● Text under study
┌────────
Note that, although at home you can get in the pool when you want to, at a hospital you may have to wait until you are 5 cm and in active labor. There is a chance that your labor might slow down if you get in too soon.
There are no reliable studies showing that water labor and birth lead to benefits for mother or baby except for relief of pain and anxiety during labor.
Women who labor in water appear to experience less pain than women in a traditional labor bed.
The journal, Research in Nursing Health, February 2001, published a study on pain relief. In addition, Cochrane Database of Systematic Reviews, April 2009 reported a review of 11 studies on water labor and births.
These studies found a significant reduction in pain for women who labored in water compared with those who didn't. There was also less need for anesthesia, such as an epidural.
Maternal and Newborn Outcomes
There are no well-designed studies that clearly show better outcomes for mothers or babies from a water labor and birth.
└────────
● Assigned task A
In the text on water labor and birth, how far dilated may a hospital require you to be before you get in the pool?
● Assigned task B
Continue the text on water labor and birth from its last sentence.

● Data excerpts
┌────────
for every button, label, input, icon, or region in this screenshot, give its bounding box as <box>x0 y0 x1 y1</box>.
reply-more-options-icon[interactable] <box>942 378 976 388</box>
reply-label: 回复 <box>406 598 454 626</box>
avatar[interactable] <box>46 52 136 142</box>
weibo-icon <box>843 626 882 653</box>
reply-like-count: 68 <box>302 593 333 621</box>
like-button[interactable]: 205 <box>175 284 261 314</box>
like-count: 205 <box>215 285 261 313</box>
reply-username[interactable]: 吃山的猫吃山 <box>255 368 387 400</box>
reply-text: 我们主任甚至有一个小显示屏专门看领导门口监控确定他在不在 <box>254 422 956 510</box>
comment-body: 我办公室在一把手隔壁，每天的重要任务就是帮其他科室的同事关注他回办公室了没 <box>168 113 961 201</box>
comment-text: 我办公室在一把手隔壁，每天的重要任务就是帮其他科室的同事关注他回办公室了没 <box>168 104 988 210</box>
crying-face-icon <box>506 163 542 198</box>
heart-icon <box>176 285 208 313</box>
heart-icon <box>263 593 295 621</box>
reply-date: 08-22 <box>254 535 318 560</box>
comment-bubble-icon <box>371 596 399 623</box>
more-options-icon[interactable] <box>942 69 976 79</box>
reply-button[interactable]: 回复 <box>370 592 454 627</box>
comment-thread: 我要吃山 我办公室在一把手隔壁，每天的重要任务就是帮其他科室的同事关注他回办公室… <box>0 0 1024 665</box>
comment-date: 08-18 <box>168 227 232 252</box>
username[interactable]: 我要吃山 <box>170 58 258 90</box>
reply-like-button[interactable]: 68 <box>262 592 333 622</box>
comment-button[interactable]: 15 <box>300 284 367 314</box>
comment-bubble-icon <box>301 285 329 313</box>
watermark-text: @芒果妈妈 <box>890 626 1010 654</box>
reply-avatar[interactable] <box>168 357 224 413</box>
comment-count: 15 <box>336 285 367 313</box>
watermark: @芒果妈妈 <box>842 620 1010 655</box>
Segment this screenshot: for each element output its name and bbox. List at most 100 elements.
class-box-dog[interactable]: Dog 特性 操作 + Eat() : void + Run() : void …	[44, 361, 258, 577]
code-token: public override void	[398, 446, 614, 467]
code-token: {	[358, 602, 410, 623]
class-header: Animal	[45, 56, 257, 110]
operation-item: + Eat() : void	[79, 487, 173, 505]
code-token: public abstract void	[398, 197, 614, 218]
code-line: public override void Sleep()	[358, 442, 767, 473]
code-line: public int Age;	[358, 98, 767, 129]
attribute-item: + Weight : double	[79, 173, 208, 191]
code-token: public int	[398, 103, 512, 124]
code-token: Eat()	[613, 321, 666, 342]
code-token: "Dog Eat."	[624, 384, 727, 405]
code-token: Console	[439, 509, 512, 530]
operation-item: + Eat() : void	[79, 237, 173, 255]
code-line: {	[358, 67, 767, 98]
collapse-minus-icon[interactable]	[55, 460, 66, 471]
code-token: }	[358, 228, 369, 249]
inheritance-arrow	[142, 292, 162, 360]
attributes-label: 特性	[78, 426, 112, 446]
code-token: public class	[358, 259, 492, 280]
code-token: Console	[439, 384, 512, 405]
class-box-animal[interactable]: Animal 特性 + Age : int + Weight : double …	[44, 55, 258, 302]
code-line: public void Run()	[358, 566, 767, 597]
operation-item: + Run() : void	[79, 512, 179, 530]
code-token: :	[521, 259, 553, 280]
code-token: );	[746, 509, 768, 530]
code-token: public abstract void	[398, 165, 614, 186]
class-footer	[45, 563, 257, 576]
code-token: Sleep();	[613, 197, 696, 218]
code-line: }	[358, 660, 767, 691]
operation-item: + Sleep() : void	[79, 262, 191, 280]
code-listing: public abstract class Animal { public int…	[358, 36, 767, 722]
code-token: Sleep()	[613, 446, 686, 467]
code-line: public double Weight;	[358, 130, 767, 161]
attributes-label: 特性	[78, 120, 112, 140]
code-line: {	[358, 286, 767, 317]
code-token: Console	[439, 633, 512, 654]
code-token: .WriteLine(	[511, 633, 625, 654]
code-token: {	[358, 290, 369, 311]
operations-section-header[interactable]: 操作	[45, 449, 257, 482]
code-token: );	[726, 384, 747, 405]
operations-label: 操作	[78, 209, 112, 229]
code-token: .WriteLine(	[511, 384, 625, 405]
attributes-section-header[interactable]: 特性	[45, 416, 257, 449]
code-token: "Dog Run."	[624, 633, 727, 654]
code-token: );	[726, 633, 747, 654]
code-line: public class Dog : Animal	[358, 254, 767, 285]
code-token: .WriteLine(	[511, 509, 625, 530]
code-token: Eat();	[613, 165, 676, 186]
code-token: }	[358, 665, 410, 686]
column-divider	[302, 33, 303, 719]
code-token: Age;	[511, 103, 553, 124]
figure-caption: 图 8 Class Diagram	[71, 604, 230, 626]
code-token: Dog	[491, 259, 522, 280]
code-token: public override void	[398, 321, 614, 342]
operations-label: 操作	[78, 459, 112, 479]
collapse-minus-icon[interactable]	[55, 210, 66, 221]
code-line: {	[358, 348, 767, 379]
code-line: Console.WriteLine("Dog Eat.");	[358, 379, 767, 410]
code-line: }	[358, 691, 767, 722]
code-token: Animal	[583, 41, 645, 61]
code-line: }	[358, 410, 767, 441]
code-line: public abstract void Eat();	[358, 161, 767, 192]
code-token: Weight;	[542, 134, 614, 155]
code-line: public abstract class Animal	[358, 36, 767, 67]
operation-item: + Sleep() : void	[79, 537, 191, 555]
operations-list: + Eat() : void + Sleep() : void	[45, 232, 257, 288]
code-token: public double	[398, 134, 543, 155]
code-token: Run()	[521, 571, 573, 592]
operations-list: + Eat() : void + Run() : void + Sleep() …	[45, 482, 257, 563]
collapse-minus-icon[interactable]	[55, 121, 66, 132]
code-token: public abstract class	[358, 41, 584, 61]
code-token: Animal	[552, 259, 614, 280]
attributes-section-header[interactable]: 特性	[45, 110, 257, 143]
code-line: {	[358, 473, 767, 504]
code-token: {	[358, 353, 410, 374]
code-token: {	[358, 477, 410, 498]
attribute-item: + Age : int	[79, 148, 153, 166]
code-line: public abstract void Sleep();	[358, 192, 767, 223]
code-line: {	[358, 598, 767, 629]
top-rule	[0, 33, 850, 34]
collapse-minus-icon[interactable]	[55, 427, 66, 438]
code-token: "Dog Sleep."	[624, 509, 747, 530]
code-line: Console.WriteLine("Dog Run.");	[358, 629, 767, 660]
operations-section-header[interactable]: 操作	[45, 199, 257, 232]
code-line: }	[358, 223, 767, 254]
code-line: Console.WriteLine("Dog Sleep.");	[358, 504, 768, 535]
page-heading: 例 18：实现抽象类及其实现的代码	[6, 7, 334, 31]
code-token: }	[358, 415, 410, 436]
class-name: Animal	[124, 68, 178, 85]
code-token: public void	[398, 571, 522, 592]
└────────
● Task result A
5 cm, and in active labor.

● Task result B
The Cochrane database 2009 review cited above and an earlier study of 274 women published in the journal Birth, June 2001 found no difference for maternal and newborn outcomes for the following:
- Duration of labor
- Need for induction or augmentation of labor
- Assisted (forceps or vacuum) vaginal delivery
- Cesarean section rate
- Perineal tears
- Postpartum recovery of mother
- Maternal infection
- Newborn Apgar scores
- Fetal distress during labor; but more babies who were born under water had to be resuscitated than those who were not
- Newborn admission to the neonatal intensive care unit (NICU)
Another review article published in the Journal of Obstetric, Gynecologic, and Neonatal Nursing in September 2013, concluded that there was "minimal benefit of underwater birth to the mother and no benefit to the infant."
There are not enough studies to prove the safety of water labor and birth, particularly to babies. While the limited studies and reviews revealed minimal risks, there have been reports of newborn injuries.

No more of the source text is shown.